Lines in a dataset:
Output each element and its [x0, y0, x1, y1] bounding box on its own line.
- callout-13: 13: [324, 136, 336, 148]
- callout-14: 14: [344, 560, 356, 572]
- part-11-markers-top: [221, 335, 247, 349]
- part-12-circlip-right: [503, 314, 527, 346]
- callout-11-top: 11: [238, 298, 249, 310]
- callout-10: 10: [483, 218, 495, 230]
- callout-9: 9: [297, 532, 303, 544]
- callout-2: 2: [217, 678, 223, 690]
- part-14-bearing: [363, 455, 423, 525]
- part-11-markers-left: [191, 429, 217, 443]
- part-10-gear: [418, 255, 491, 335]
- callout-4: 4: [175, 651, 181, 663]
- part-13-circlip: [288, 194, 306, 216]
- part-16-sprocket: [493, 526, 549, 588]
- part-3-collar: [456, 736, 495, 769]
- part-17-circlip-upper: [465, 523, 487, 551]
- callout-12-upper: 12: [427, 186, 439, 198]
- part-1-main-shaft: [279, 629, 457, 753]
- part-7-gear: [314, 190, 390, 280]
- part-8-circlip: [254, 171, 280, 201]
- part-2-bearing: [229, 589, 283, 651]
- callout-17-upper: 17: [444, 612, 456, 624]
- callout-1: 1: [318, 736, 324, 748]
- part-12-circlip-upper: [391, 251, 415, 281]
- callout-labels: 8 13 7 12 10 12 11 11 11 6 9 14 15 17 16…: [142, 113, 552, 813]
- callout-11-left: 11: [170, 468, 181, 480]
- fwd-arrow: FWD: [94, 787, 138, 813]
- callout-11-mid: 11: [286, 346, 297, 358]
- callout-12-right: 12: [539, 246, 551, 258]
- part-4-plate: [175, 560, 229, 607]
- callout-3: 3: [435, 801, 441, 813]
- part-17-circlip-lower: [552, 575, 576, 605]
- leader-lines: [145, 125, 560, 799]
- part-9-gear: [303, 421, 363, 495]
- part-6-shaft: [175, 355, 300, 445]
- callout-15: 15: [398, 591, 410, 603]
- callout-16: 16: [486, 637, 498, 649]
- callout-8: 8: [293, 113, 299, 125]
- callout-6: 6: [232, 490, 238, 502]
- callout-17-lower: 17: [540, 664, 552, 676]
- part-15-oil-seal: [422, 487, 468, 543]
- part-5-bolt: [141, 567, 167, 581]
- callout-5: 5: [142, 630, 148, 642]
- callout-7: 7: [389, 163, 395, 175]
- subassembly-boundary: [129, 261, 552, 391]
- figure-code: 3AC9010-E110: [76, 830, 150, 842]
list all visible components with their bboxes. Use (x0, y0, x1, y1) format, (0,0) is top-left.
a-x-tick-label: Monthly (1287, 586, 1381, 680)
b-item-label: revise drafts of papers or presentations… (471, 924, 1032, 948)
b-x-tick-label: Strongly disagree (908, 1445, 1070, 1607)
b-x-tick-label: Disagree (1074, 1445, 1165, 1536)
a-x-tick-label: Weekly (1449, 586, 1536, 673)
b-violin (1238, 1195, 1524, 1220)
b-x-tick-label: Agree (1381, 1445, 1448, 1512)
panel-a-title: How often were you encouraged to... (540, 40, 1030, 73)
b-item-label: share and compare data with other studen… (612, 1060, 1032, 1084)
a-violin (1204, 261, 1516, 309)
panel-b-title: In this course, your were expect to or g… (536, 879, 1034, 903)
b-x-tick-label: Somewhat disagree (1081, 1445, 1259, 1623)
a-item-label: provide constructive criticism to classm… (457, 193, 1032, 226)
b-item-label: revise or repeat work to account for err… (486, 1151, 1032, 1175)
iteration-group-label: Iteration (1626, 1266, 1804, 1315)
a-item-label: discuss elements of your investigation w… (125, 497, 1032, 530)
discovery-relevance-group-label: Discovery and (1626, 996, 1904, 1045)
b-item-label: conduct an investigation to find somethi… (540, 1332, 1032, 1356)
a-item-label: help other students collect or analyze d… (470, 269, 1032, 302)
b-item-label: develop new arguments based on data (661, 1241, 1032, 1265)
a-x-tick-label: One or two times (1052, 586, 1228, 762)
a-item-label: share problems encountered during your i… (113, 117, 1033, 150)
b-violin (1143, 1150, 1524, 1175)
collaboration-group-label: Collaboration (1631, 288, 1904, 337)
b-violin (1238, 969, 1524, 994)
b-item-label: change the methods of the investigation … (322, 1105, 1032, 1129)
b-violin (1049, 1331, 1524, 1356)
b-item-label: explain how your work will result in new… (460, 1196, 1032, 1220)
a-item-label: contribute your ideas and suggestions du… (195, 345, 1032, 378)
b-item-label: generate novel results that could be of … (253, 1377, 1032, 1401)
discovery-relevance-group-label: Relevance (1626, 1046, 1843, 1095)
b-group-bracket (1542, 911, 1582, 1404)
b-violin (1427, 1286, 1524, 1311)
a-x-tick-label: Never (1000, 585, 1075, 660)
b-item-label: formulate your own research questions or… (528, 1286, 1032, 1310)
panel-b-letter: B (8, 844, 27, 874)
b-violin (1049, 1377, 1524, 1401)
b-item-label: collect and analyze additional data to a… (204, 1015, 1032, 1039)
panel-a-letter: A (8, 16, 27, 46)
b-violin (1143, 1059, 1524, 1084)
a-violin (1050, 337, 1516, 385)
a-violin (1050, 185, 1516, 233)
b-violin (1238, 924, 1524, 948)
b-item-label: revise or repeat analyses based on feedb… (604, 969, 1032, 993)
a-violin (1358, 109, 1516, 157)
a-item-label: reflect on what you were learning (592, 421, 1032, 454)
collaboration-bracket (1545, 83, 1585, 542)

[Directions]
Copy out every one of the lines above without changing anything.

[Correct output]
Output each element and its [x0, y0, x1, y1] bounding box on its own line.
- callout-13: 13: [324, 136, 336, 148]
- callout-14: 14: [344, 560, 356, 572]
- part-11-markers-top: [221, 335, 247, 349]
- part-12-circlip-right: [503, 314, 527, 346]
- callout-11-top: 11: [238, 298, 249, 310]
- callout-10: 10: [483, 218, 495, 230]
- callout-9: 9: [297, 532, 303, 544]
- callout-2: 2: [217, 678, 223, 690]
- part-14-bearing: [363, 455, 423, 525]
- part-11-markers-left: [191, 429, 217, 443]
- part-10-gear: [418, 255, 491, 335]
- callout-4: 4: [175, 651, 181, 663]
- part-13-circlip: [288, 194, 306, 216]
- part-16-sprocket: [493, 526, 549, 588]
- part-3-collar: [456, 736, 495, 769]
- part-17-circlip-upper: [465, 523, 487, 551]
- callout-12-upper: 12: [427, 186, 439, 198]
- part-1-main-shaft: [279, 629, 457, 753]
- part-7-gear: [314, 190, 390, 280]
- part-8-circlip: [254, 171, 280, 201]
- part-2-bearing: [229, 589, 283, 651]
- callout-17-upper: 17: [444, 612, 456, 624]
- callout-1: 1: [318, 736, 324, 748]
- part-12-circlip-upper: [391, 251, 415, 281]
- callout-labels: 8 13 7 12 10 12 11 11 11 6 9 14 15 17 16…: [142, 113, 552, 813]
- callout-11-left: 11: [170, 468, 181, 480]
- fwd-arrow: FWD: [94, 787, 138, 813]
- callout-11-mid: 11: [286, 346, 297, 358]
- callout-12-right: 12: [539, 246, 551, 258]
- part-4-plate: [175, 560, 229, 607]
- callout-3: 3: [435, 801, 441, 813]
- part-17-circlip-lower: [552, 575, 576, 605]
- leader-lines: [145, 125, 560, 799]
- part-9-gear: [303, 421, 363, 495]
- part-6-shaft: [175, 355, 300, 445]
- callout-15: 15: [398, 591, 410, 603]
- callout-16: 16: [486, 637, 498, 649]
- callout-8: 8: [293, 113, 299, 125]
- callout-6: 6: [232, 490, 238, 502]
- callout-17-lower: 17: [540, 664, 552, 676]
- part-15-oil-seal: [422, 487, 468, 543]
- part-5-bolt: [141, 567, 167, 581]
- callout-5: 5: [142, 630, 148, 642]
- callout-7: 7: [389, 163, 395, 175]
- subassembly-boundary: [129, 261, 552, 391]
- figure-code: 3AC9010-E110: [76, 830, 150, 842]
list all visible components with their bboxes. Use (x0, y0, x1, y1) format, (0,0) is top-left.
a-x-tick-label: Monthly (1287, 586, 1381, 680)
b-item-label: revise drafts of papers or presentations… (471, 924, 1032, 948)
b-x-tick-label: Strongly disagree (908, 1445, 1070, 1607)
b-x-tick-label: Disagree (1074, 1445, 1165, 1536)
a-x-tick-label: Weekly (1449, 586, 1536, 673)
b-violin (1238, 1195, 1524, 1220)
b-x-tick-label: Agree (1381, 1445, 1448, 1512)
panel-a-title: How often were you encouraged to... (540, 40, 1030, 73)
b-item-label: share and compare data with other studen… (612, 1060, 1032, 1084)
a-violin (1204, 261, 1516, 309)
panel-b-title: In this course, your were expect to or g… (536, 879, 1034, 903)
b-x-tick-label: Somewhat disagree (1081, 1445, 1259, 1623)
a-item-label: provide constructive criticism to classm… (457, 193, 1032, 226)
b-item-label: revise or repeat work to account for err… (486, 1151, 1032, 1175)
iteration-group-label: Iteration (1626, 1266, 1804, 1315)
a-item-label: discuss elements of your investigation w… (125, 497, 1032, 530)
discovery-relevance-group-label: Discovery and (1626, 996, 1904, 1045)
b-item-label: conduct an investigation to find somethi… (540, 1332, 1032, 1356)
a-item-label: help other students collect or analyze d… (470, 269, 1032, 302)
b-item-label: develop new arguments based on data (661, 1241, 1032, 1265)
a-x-tick-label: One or two times (1052, 586, 1228, 762)
a-item-label: share problems encountered during your i… (113, 117, 1033, 150)
b-violin (1143, 1150, 1524, 1175)
collaboration-group-label: Collaboration (1631, 288, 1904, 337)
b-violin (1238, 969, 1524, 994)
b-item-label: change the methods of the investigation … (322, 1105, 1032, 1129)
b-violin (1049, 1331, 1524, 1356)
b-item-label: explain how your work will result in new… (460, 1196, 1032, 1220)
a-item-label: contribute your ideas and suggestions du… (195, 345, 1032, 378)
b-item-label: generate novel results that could be of … (253, 1377, 1032, 1401)
discovery-relevance-group-label: Relevance (1626, 1046, 1843, 1095)
b-group-bracket (1542, 911, 1582, 1404)
b-violin (1427, 1286, 1524, 1311)
a-x-tick-label: Never (1000, 585, 1075, 660)
b-item-label: formulate your own research questions or… (528, 1286, 1032, 1310)
panel-b-letter: B (8, 844, 27, 874)
b-violin (1049, 1377, 1524, 1401)
b-item-label: collect and analyze additional data to a… (204, 1015, 1032, 1039)
panel-a-letter: A (8, 16, 27, 46)
b-violin (1143, 1059, 1524, 1084)
a-violin (1050, 337, 1516, 385)
a-violin (1050, 185, 1516, 233)
b-violin (1238, 924, 1524, 948)
b-item-label: revise or repeat analyses based on feedb… (604, 969, 1032, 993)
a-violin (1358, 109, 1516, 157)
a-item-label: reflect on what you were learning (592, 421, 1032, 454)
collaboration-bracket (1545, 83, 1585, 542)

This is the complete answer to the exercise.